Every line with the word "JSON" in it should be extracted from the data that follows.

........

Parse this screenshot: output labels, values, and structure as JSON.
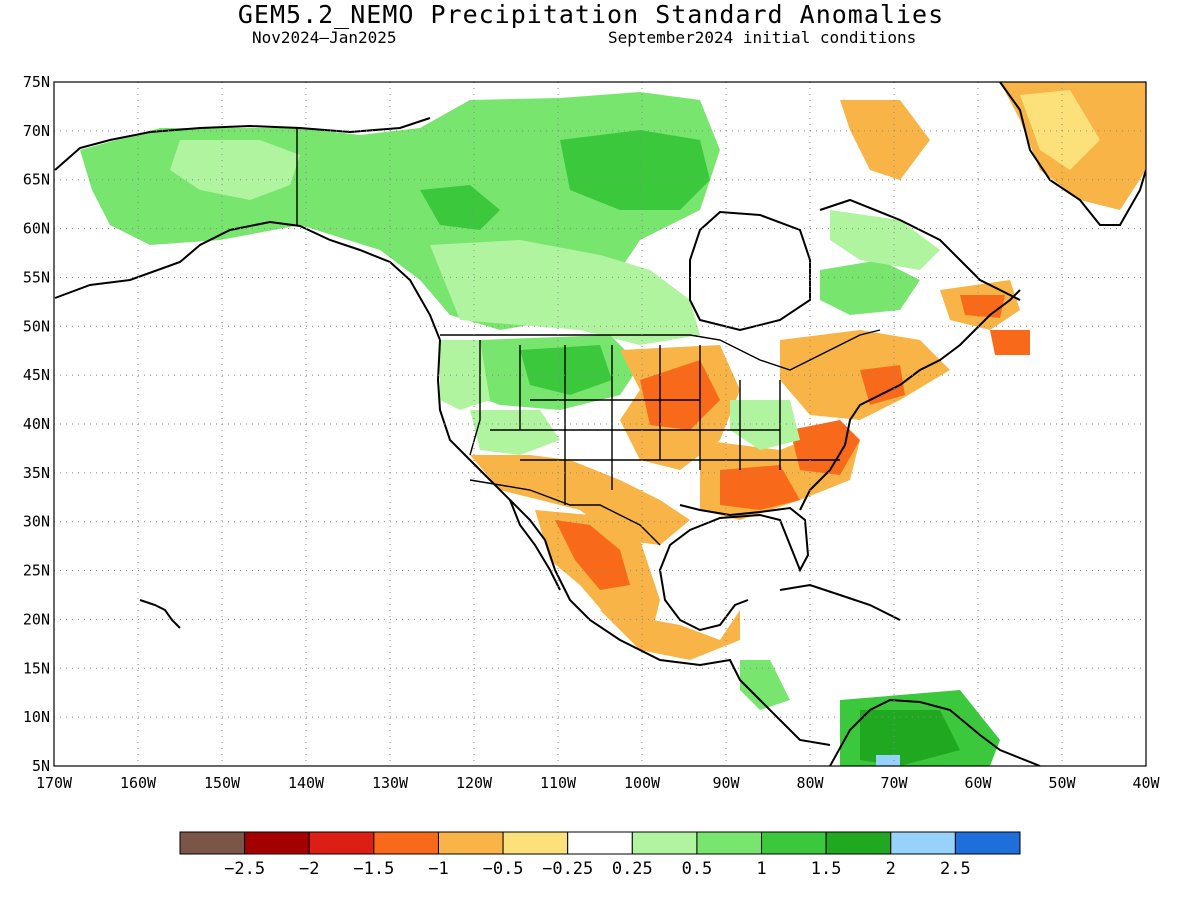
{
  "title": "GEM5.2_NEMO Precipitation Standard Anomalies",
  "period": "Nov2024–Jan2025",
  "init": "September2024 initial conditions",
  "lat_labels": [
    "75N",
    "70N",
    "65N",
    "60N",
    "55N",
    "50N",
    "45N",
    "40N",
    "35N",
    "30N",
    "25N",
    "20N",
    "15N",
    "10N",
    "5N"
  ],
  "lon_labels": [
    "170W",
    "160W",
    "150W",
    "140W",
    "130W",
    "120W",
    "110W",
    "100W",
    "90W",
    "80W",
    "70W",
    "60W",
    "50W",
    "40W"
  ],
  "colorbar": {
    "colors": [
      "#7b5548",
      "#a50000",
      "#dc1e14",
      "#f86a1a",
      "#f8b446",
      "#fce17a",
      "#ffffff",
      "#b0f4a0",
      "#78e56e",
      "#3cc83c",
      "#20a820",
      "#96d2fa",
      "#1e6edc"
    ],
    "labels": [
      "−2.5",
      "−2",
      "−1.5",
      "−1",
      "−0.5",
      "−0.25",
      "0.25",
      "0.5",
      "1",
      "1.5",
      "2",
      "2.5"
    ]
  },
  "anomaly_colors": {
    "very_wet": "#20a820",
    "wet": "#3cc83c",
    "moderately_wet": "#78e56e",
    "slightly_wet": "#b0f4a0",
    "slightly_dry": "#fce17a",
    "dry": "#f8b446",
    "very_dry": "#f86a1a"
  }
}
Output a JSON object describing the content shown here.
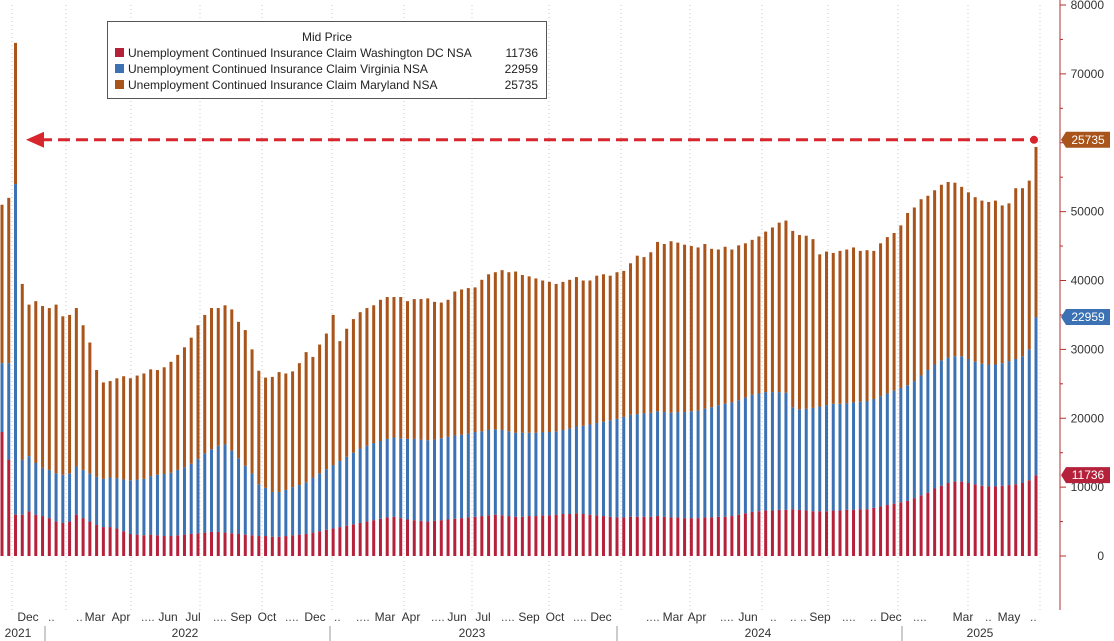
{
  "chart_data": {
    "type": "bar",
    "stacked": true,
    "title": "Mid Price",
    "y_axis": {
      "position": "right",
      "ylim": [
        -8000,
        80000
      ],
      "ticks": [
        0,
        10000,
        20000,
        30000,
        40000,
        50000,
        60000,
        70000,
        80000
      ]
    },
    "x_month_labels": [
      "Dec",
      "Mar",
      "Apr",
      "Jun",
      "Jul",
      "Sep",
      "Oct",
      "Dec",
      "Mar",
      "Apr",
      "Jun",
      "Jul",
      "Sep",
      "Oct",
      "Dec",
      "Mar",
      "Apr",
      "Jun",
      "Sep",
      "Dec",
      "Mar",
      "May"
    ],
    "x_year_labels": [
      "2021",
      "2022",
      "2023",
      "2024",
      "2025"
    ],
    "series": [
      {
        "name": "Unemployment Continued Insurance Claim Washington DC NSA",
        "color": "#b5213a",
        "last_value": "11736",
        "values": [
          18000,
          14000,
          6000,
          6000,
          6500,
          6000,
          5800,
          5500,
          5000,
          4800,
          5000,
          6000,
          5500,
          5000,
          4500,
          4200,
          4200,
          4000,
          3600,
          3200,
          3100,
          3000,
          3100,
          3000,
          2900,
          2900,
          3000,
          3100,
          3200,
          3300,
          3400,
          3500,
          3500,
          3400,
          3300,
          3200,
          3100,
          3000,
          2900,
          2900,
          2800,
          2800,
          2900,
          3000,
          3100,
          3200,
          3400,
          3600,
          3800,
          4000,
          4200,
          4400,
          4600,
          4800,
          5000,
          5200,
          5400,
          5600,
          5700,
          5500,
          5300,
          5200,
          5100,
          5000,
          5100,
          5200,
          5300,
          5400,
          5500,
          5600,
          5700,
          5800,
          5900,
          6000,
          5900,
          5800,
          5700,
          5700,
          5800,
          5800,
          5900,
          5900,
          6000,
          6100,
          6100,
          6200,
          6100,
          6000,
          5900,
          5800,
          5700,
          5600,
          5600,
          5700,
          5700,
          5700,
          5700,
          5800,
          5700,
          5600,
          5600,
          5500,
          5500,
          5500,
          5600,
          5600,
          5700,
          5700,
          5800,
          6000,
          6200,
          6400,
          6500,
          6600,
          6600,
          6700,
          6700,
          6800,
          6700,
          6600,
          6500,
          6500,
          6500,
          6600,
          6600,
          6700,
          6700,
          6800,
          6800,
          7000,
          7200,
          7400,
          7600,
          7800,
          8000,
          8400,
          8800,
          9200,
          9800,
          10200,
          10600,
          10800,
          10800,
          10600,
          10400,
          10200,
          10100,
          10100,
          10200,
          10300,
          10400,
          10600,
          11000,
          11736
        ]
      },
      {
        "name": "Unemployment Continued Insurance Claim Virginia NSA",
        "color": "#3c72b3",
        "last_value": "22959",
        "values": [
          10000,
          14000,
          48000,
          8000,
          8000,
          7500,
          7000,
          7000,
          7000,
          7000,
          7000,
          7000,
          7000,
          7000,
          7000,
          7000,
          7200,
          7300,
          7500,
          7800,
          8000,
          8200,
          8500,
          8800,
          9000,
          9200,
          9500,
          9800,
          10200,
          10800,
          11500,
          12000,
          12500,
          12800,
          12000,
          11000,
          10000,
          9000,
          7500,
          7000,
          6500,
          6500,
          6700,
          7000,
          7200,
          7500,
          8000,
          8400,
          8800,
          9200,
          9600,
          10000,
          10400,
          10800,
          11000,
          11200,
          11300,
          11400,
          11500,
          11600,
          11700,
          11800,
          11800,
          11800,
          11800,
          11900,
          12000,
          12100,
          12100,
          12200,
          12300,
          12300,
          12400,
          12400,
          12400,
          12300,
          12200,
          12200,
          12100,
          12100,
          12100,
          12100,
          12100,
          12200,
          12400,
          12600,
          12800,
          13100,
          13400,
          13700,
          14000,
          14300,
          14600,
          14800,
          14900,
          15000,
          15100,
          15200,
          15200,
          15200,
          15300,
          15400,
          15500,
          15600,
          15800,
          16000,
          16200,
          16400,
          16500,
          16600,
          16800,
          17000,
          17100,
          17200,
          17200,
          17100,
          17000,
          14800,
          14600,
          14800,
          15000,
          15200,
          15400,
          15500,
          15500,
          15500,
          15600,
          15600,
          15700,
          15800,
          16000,
          16200,
          16400,
          16600,
          16800,
          17000,
          17400,
          17800,
          18000,
          18200,
          18200,
          18200,
          18200,
          18000,
          17800,
          17700,
          17700,
          17700,
          17800,
          18000,
          18200,
          18400,
          19000,
          22959
        ]
      },
      {
        "name": "Unemployment Continued Insurance Claim Maryland NSA",
        "color": "#a9541a",
        "last_value": "25735",
        "values": [
          23000,
          24000,
          20500,
          25500,
          22000,
          23500,
          23500,
          23500,
          24500,
          23000,
          23000,
          23000,
          21000,
          19000,
          15500,
          14000,
          14000,
          14500,
          15000,
          14800,
          15100,
          15300,
          15500,
          15200,
          15500,
          16100,
          16700,
          17400,
          18300,
          19400,
          20100,
          20500,
          20000,
          20200,
          20500,
          19800,
          19700,
          18000,
          16500,
          16000,
          16700,
          17400,
          16900,
          16800,
          17700,
          18900,
          17500,
          18700,
          19700,
          21800,
          17400,
          18600,
          19400,
          19800,
          20000,
          20000,
          20500,
          20600,
          20400,
          20500,
          20000,
          20300,
          20400,
          20600,
          20000,
          19700,
          19900,
          20900,
          21100,
          21100,
          21000,
          22000,
          22600,
          22800,
          23200,
          23100,
          23400,
          22900,
          22700,
          22400,
          22000,
          21800,
          21400,
          21500,
          21600,
          21700,
          21100,
          20900,
          21400,
          21400,
          21000,
          21300,
          21200,
          22000,
          23000,
          22700,
          23300,
          24600,
          24400,
          24900,
          24600,
          24300,
          24000,
          23700,
          23900,
          23000,
          22600,
          22800,
          22200,
          22500,
          22400,
          22500,
          22800,
          23300,
          23900,
          24600,
          25000,
          25600,
          25300,
          25100,
          24500,
          22100,
          22300,
          21900,
          22200,
          22300,
          22500,
          21900,
          21900,
          21500,
          22200,
          22700,
          22900,
          23600,
          25000,
          25200,
          25600,
          25300,
          25300,
          25500,
          25500,
          25200,
          24600,
          24200,
          23900,
          23700,
          23600,
          23800,
          22900,
          22900,
          24800,
          24400,
          24500,
          24700,
          25000,
          25735
        ]
      }
    ]
  },
  "annotations": {
    "horizontal_line_value": 60430
  },
  "right_labels": [
    "25735",
    "22959",
    "11736"
  ]
}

........

== EXERCISE SOLUTION ==
Parse this screenshot: output labels, values, and structure as JSON.
Output a JSON object describing the content shown here.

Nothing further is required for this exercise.